* **Exercise directions**
Copy out the entries below in full and exactly.

Dataset excerpt
________________________
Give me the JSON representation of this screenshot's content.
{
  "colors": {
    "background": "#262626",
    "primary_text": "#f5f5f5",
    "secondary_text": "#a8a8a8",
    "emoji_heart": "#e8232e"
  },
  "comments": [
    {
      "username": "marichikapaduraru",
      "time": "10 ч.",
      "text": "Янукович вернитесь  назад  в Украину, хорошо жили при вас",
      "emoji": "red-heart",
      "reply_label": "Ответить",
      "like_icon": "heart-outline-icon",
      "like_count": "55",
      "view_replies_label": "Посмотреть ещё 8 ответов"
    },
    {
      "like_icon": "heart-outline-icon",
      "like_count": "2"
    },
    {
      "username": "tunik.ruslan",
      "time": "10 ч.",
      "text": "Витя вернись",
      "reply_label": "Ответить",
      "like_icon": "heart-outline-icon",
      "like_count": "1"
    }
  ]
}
________________________
* **Output of the task**
Give me the JSON representation of this screenshot's content.
{
  "colors": {
    "background": "#262626",
    "primary_text": "#f5f5f5",
    "secondary_text": "#a8a8a8",
    "emoji_heart": "#e8232e"
  },
  "comments": [
    {
      "username": "marichikapaduraru",
      "time": "10 ч.",
      "text": "Янукович вернитесь  назад  в Украину, хорошо жили при вас",
      "emoji": "red-heart",
      "reply_label": "Ответить",
      "like_icon": "heart-outline-icon",
      "like_count": "55",
      "view_replies_label": "Посмотреть ещё 8 ответов"
    },
    {
      "like_icon": "heart-outline-icon",
      "like_count": "2"
    },
    {
      "username": "tunik.ruslan",
      "time": "10 ч.",
      "text": "Витя вернись",
      "reply_label": "Ответить",
      "like_icon": "heart-outline-icon",
      "like_count": "1"
    }
  ]
}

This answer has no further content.